# STATED GOAL
Show every line below where "this" can be found.

___

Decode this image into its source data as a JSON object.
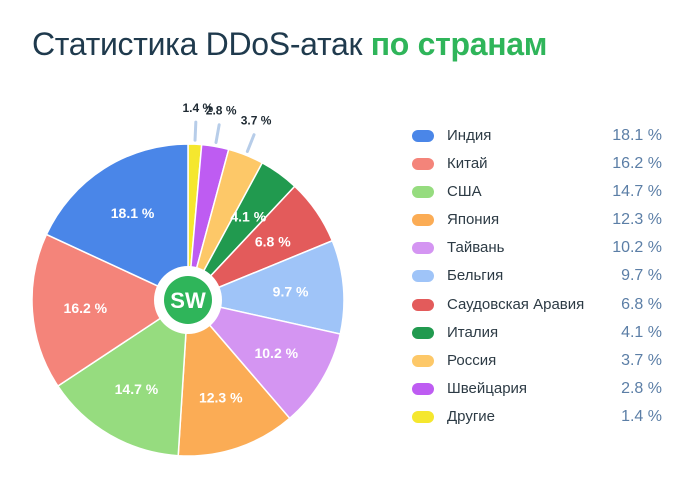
{
  "header": {
    "title_main": "Статистика DDoS-атак",
    "title_accent": "по странам"
  },
  "logo": {
    "text": "SW"
  },
  "colors": {
    "accent": "#2fb55a",
    "title": "#1f3a4d",
    "value_text": "#5b7ea6"
  },
  "chart_data": {
    "type": "pie",
    "variant": "donut",
    "unit": "%",
    "legend_position": "right",
    "categories": [
      "Индия",
      "Китай",
      "США",
      "Япония",
      "Тайвань",
      "Бельгия",
      "Саудовская Аравия",
      "Италия",
      "Россия",
      "Швейцария",
      "Другие"
    ],
    "values": [
      18.1,
      16.2,
      14.7,
      12.3,
      10.2,
      9.7,
      6.8,
      4.1,
      3.7,
      2.8,
      1.4
    ],
    "labels": [
      "18.1 %",
      "16.2 %",
      "14.7 %",
      "12.3 %",
      "10.2 %",
      "9.7 %",
      "6.8 %",
      "4.1 %",
      "3.7 %",
      "2.8 %",
      "1.4 %"
    ],
    "colors": [
      "#4a86e8",
      "#f4847a",
      "#96dc7f",
      "#fbac55",
      "#d495f2",
      "#9fc4f8",
      "#e35b5b",
      "#219a4f",
      "#fdc868",
      "#be5cf2",
      "#f5e72e"
    ]
  }
}
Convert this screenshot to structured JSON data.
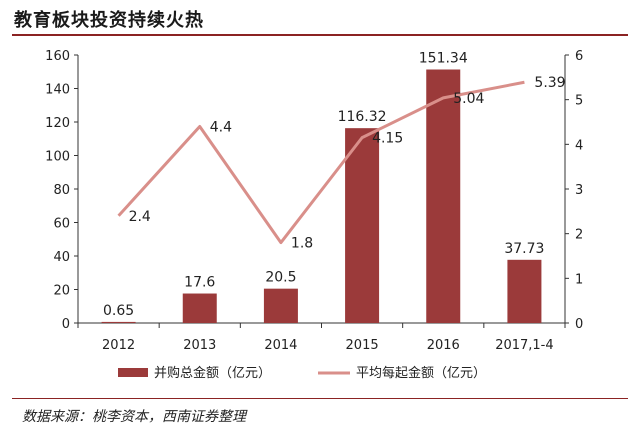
{
  "title": "教育板块投资持续火热",
  "source": "数据来源：桃李资本，西南证券整理",
  "colors": {
    "bar": "#9b3a3a",
    "line": "#d98f8a"
  },
  "chart_data": {
    "type": "bar+line",
    "categories": [
      "2012",
      "2013",
      "2014",
      "2015",
      "2016",
      "2017,1-4"
    ],
    "series": [
      {
        "name": "并购总金额（亿元）",
        "type": "bar",
        "axis": "left",
        "values": [
          0.65,
          17.6,
          20.5,
          116.32,
          151.34,
          37.73
        ],
        "labels": [
          "0.65",
          "17.6",
          "20.5",
          "116.32",
          "151.34",
          "37.73"
        ]
      },
      {
        "name": "平均每起金额（亿元）",
        "type": "line",
        "axis": "right",
        "values": [
          2.4,
          4.4,
          1.8,
          4.15,
          5.04,
          5.39
        ],
        "labels": [
          "2.4",
          "4.4",
          "1.8",
          "4.15",
          "5.04",
          "5.39"
        ]
      }
    ],
    "y_left": {
      "min": 0,
      "max": 160,
      "ticks": [
        "0",
        "20",
        "40",
        "60",
        "80",
        "100",
        "120",
        "140",
        "160"
      ]
    },
    "y_right": {
      "min": 0,
      "max": 6,
      "ticks": [
        "0",
        "1",
        "2",
        "3",
        "4",
        "5",
        "6"
      ]
    },
    "legend_position": "bottom",
    "grid": false
  }
}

___

# ANSWER TO THE PROBLEM
Decode this image into its source data as a JSON object.
Convert this screenshot to structured JSON data.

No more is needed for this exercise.